[Data items]
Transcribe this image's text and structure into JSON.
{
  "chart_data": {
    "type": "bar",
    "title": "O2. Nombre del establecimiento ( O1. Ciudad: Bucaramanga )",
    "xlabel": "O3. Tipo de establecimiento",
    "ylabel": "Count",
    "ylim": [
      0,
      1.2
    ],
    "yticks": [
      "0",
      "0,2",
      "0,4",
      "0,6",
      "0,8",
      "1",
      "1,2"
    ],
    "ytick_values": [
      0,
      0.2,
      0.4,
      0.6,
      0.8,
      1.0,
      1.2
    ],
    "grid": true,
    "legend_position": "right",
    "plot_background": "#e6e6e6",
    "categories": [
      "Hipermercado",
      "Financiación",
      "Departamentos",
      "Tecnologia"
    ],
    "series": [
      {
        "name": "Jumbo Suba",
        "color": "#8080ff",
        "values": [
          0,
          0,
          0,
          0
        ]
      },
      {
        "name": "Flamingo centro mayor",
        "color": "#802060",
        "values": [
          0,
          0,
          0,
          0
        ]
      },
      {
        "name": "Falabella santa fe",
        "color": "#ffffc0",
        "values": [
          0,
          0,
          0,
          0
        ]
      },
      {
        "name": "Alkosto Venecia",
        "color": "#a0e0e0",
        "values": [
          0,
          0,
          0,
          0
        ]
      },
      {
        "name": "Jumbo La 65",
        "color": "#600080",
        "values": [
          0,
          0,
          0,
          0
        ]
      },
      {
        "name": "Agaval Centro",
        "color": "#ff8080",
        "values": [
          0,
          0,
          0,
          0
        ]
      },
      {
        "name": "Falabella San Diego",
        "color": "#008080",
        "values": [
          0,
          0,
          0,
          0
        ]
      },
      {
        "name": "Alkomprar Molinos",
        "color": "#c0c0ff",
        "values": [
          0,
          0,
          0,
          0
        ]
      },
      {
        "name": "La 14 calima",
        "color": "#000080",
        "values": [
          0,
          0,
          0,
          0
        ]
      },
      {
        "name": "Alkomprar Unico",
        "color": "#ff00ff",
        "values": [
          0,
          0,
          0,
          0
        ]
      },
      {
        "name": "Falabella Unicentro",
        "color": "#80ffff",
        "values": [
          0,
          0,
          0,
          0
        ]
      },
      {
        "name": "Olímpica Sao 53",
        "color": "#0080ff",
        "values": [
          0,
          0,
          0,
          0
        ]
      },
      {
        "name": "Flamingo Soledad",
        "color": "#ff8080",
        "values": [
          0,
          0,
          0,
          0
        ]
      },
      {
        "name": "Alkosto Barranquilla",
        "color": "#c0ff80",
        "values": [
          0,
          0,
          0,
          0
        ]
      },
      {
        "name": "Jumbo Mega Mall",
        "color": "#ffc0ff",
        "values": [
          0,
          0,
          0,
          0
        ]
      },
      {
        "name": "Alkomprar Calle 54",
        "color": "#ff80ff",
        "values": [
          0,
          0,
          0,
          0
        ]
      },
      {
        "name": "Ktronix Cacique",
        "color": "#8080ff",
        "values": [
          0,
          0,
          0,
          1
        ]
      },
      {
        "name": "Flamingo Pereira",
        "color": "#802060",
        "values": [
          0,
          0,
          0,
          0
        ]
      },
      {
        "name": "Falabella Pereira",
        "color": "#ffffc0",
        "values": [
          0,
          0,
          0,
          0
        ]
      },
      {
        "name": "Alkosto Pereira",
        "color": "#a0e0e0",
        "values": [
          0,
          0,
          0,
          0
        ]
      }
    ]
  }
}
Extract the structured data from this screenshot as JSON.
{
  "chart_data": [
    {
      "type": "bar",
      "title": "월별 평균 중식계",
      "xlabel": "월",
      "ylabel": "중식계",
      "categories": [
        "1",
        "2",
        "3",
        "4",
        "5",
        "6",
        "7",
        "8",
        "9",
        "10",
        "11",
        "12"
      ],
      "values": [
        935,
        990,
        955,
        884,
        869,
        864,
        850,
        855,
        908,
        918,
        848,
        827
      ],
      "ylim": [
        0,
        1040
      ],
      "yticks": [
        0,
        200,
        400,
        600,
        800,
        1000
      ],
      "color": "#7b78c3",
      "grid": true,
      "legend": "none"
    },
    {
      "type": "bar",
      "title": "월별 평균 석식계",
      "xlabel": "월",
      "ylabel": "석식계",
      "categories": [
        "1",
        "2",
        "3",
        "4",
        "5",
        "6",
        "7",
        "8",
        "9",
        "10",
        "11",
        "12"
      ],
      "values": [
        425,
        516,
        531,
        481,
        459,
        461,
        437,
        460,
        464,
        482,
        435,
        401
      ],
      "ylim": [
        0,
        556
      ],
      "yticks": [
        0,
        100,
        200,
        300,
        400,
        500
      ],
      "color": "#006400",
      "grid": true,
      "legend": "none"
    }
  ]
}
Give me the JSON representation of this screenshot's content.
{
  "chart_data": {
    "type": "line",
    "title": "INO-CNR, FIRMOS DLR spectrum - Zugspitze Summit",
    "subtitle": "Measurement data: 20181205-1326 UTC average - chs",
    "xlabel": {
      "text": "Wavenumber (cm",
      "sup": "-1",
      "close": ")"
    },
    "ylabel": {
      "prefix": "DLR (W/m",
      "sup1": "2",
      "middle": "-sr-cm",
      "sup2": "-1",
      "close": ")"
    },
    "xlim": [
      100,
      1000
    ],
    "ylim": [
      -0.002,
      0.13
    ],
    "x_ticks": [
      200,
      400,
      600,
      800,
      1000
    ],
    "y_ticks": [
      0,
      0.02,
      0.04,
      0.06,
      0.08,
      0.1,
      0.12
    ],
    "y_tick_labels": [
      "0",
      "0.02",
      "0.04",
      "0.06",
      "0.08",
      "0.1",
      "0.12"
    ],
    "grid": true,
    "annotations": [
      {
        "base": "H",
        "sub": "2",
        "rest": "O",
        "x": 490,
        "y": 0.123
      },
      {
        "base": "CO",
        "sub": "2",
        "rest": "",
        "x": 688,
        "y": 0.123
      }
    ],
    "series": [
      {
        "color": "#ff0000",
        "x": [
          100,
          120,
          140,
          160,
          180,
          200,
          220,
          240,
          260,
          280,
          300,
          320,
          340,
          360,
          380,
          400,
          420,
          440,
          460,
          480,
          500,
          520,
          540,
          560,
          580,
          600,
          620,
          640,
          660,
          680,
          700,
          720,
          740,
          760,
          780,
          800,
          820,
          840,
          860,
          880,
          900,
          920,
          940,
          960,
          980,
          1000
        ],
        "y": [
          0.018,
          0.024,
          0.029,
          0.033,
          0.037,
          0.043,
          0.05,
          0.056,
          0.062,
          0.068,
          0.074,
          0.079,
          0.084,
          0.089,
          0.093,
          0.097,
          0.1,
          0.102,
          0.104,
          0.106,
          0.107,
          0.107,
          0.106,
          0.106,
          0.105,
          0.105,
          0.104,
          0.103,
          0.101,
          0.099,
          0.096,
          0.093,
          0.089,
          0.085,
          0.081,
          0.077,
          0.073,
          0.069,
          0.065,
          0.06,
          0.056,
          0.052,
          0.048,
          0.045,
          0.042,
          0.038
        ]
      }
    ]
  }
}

--- Task directions ---
Output the entries exactly.

--- The completed task ---
Transcribe this image's text and structure into JSON.
{
  "chart_data": {
    "type": "bar",
    "title": "O2. Nombre del establecimiento ( O1. Ciudad: Bucaramanga )",
    "xlabel": "O3. Tipo de establecimiento",
    "ylabel": "Count",
    "ylim": [
      0,
      1.2
    ],
    "yticks": [
      "0",
      "0,2",
      "0,4",
      "0,6",
      "0,8",
      "1",
      "1,2"
    ],
    "ytick_values": [
      0,
      0.2,
      0.4,
      0.6,
      0.8,
      1.0,
      1.2
    ],
    "grid": true,
    "legend_position": "right",
    "plot_background": "#e6e6e6",
    "categories": [
      "Hipermercado",
      "Financiación",
      "Departamentos",
      "Tecnologia"
    ],
    "series": [
      {
        "name": "Jumbo Suba",
        "color": "#8080ff",
        "values": [
          0,
          0,
          0,
          0
        ]
      },
      {
        "name": "Flamingo centro mayor",
        "color": "#802060",
        "values": [
          0,
          0,
          0,
          0
        ]
      },
      {
        "name": "Falabella santa fe",
        "color": "#ffffc0",
        "values": [
          0,
          0,
          0,
          0
        ]
      },
      {
        "name": "Alkosto Venecia",
        "color": "#a0e0e0",
        "values": [
          0,
          0,
          0,
          0
        ]
      },
      {
        "name": "Jumbo La 65",
        "color": "#600080",
        "values": [
          0,
          0,
          0,
          0
        ]
      },
      {
        "name": "Agaval Centro",
        "color": "#ff8080",
        "values": [
          0,
          0,
          0,
          0
        ]
      },
      {
        "name": "Falabella San Diego",
        "color": "#008080",
        "values": [
          0,
          0,
          0,
          0
        ]
      },
      {
        "name": "Alkomprar Molinos",
        "color": "#c0c0ff",
        "values": [
          0,
          0,
          0,
          0
        ]
      },
      {
        "name": "La 14 calima",
        "color": "#000080",
        "values": [
          0,
          0,
          0,
          0
        ]
      },
      {
        "name": "Alkomprar Unico",
        "color": "#ff00ff",
        "values": [
          0,
          0,
          0,
          0
        ]
      },
      {
        "name": "Falabella Unicentro",
        "color": "#80ffff",
        "values": [
          0,
          0,
          0,
          0
        ]
      },
      {
        "name": "Olímpica Sao 53",
        "color": "#0080ff",
        "values": [
          0,
          0,
          0,
          0
        ]
      },
      {
        "name": "Flamingo Soledad",
        "color": "#ff8080",
        "values": [
          0,
          0,
          0,
          0
        ]
      },
      {
        "name": "Alkosto Barranquilla",
        "color": "#c0ff80",
        "values": [
          0,
          0,
          0,
          0
        ]
      },
      {
        "name": "Jumbo Mega Mall",
        "color": "#ffc0ff",
        "values": [
          0,
          0,
          0,
          0
        ]
      },
      {
        "name": "Alkomprar Calle 54",
        "color": "#ff80ff",
        "values": [
          0,
          0,
          0,
          0
        ]
      },
      {
        "name": "Ktronix Cacique",
        "color": "#8080ff",
        "values": [
          0,
          0,
          0,
          1
        ]
      },
      {
        "name": "Flamingo Pereira",
        "color": "#802060",
        "values": [
          0,
          0,
          0,
          0
        ]
      },
      {
        "name": "Falabella Pereira",
        "color": "#ffffc0",
        "values": [
          0,
          0,
          0,
          0
        ]
      },
      {
        "name": "Alkosto Pereira",
        "color": "#a0e0e0",
        "values": [
          0,
          0,
          0,
          0
        ]
      }
    ]
  }
}
Extract the structured data from this screenshot as JSON.
{
  "chart_data": [
    {
      "type": "bar",
      "title": "월별 평균 중식계",
      "xlabel": "월",
      "ylabel": "중식계",
      "categories": [
        "1",
        "2",
        "3",
        "4",
        "5",
        "6",
        "7",
        "8",
        "9",
        "10",
        "11",
        "12"
      ],
      "values": [
        935,
        990,
        955,
        884,
        869,
        864,
        850,
        855,
        908,
        918,
        848,
        827
      ],
      "ylim": [
        0,
        1040
      ],
      "yticks": [
        0,
        200,
        400,
        600,
        800,
        1000
      ],
      "color": "#7b78c3",
      "grid": true,
      "legend": "none"
    },
    {
      "type": "bar",
      "title": "월별 평균 석식계",
      "xlabel": "월",
      "ylabel": "석식계",
      "categories": [
        "1",
        "2",
        "3",
        "4",
        "5",
        "6",
        "7",
        "8",
        "9",
        "10",
        "11",
        "12"
      ],
      "values": [
        425,
        516,
        531,
        481,
        459,
        461,
        437,
        460,
        464,
        482,
        435,
        401
      ],
      "ylim": [
        0,
        556
      ],
      "yticks": [
        0,
        100,
        200,
        300,
        400,
        500
      ],
      "color": "#006400",
      "grid": true,
      "legend": "none"
    }
  ]
}
Give me the JSON representation of this screenshot's content.
{
  "chart_data": {
    "type": "line",
    "title": "INO-CNR, FIRMOS DLR spectrum - Zugspitze Summit",
    "subtitle": "Measurement data: 20181205-1326 UTC average - chs",
    "xlabel": {
      "text": "Wavenumber (cm",
      "sup": "-1",
      "close": ")"
    },
    "ylabel": {
      "prefix": "DLR (W/m",
      "sup1": "2",
      "middle": "-sr-cm",
      "sup2": "-1",
      "close": ")"
    },
    "xlim": [
      100,
      1000
    ],
    "ylim": [
      -0.002,
      0.13
    ],
    "x_ticks": [
      200,
      400,
      600,
      800,
      1000
    ],
    "y_ticks": [
      0,
      0.02,
      0.04,
      0.06,
      0.08,
      0.1,
      0.12
    ],
    "y_tick_labels": [
      "0",
      "0.02",
      "0.04",
      "0.06",
      "0.08",
      "0.1",
      "0.12"
    ],
    "grid": true,
    "annotations": [
      {
        "base": "H",
        "sub": "2",
        "rest": "O",
        "x": 490,
        "y": 0.123
      },
      {
        "base": "CO",
        "sub": "2",
        "rest": "",
        "x": 688,
        "y": 0.123
      }
    ],
    "series": [
      {
        "color": "#ff0000",
        "x": [
          100,
          120,
          140,
          160,
          180,
          200,
          220,
          240,
          260,
          280,
          300,
          320,
          340,
          360,
          380,
          400,
          420,
          440,
          460,
          480,
          500,
          520,
          540,
          560,
          580,
          600,
          620,
          640,
          660,
          680,
          700,
          720,
          740,
          760,
          780,
          800,
          820,
          840,
          860,
          880,
          900,
          920,
          940,
          960,
          980,
          1000
        ],
        "y": [
          0.018,
          0.024,
          0.029,
          0.033,
          0.037,
          0.043,
          0.05,
          0.056,
          0.062,
          0.068,
          0.074,
          0.079,
          0.084,
          0.089,
          0.093,
          0.097,
          0.1,
          0.102,
          0.104,
          0.106,
          0.107,
          0.107,
          0.106,
          0.106,
          0.105,
          0.105,
          0.104,
          0.103,
          0.101,
          0.099,
          0.096,
          0.093,
          0.089,
          0.085,
          0.081,
          0.077,
          0.073,
          0.069,
          0.065,
          0.06,
          0.056,
          0.052,
          0.048,
          0.045,
          0.042,
          0.038
        ]
      }
    ]
  }
}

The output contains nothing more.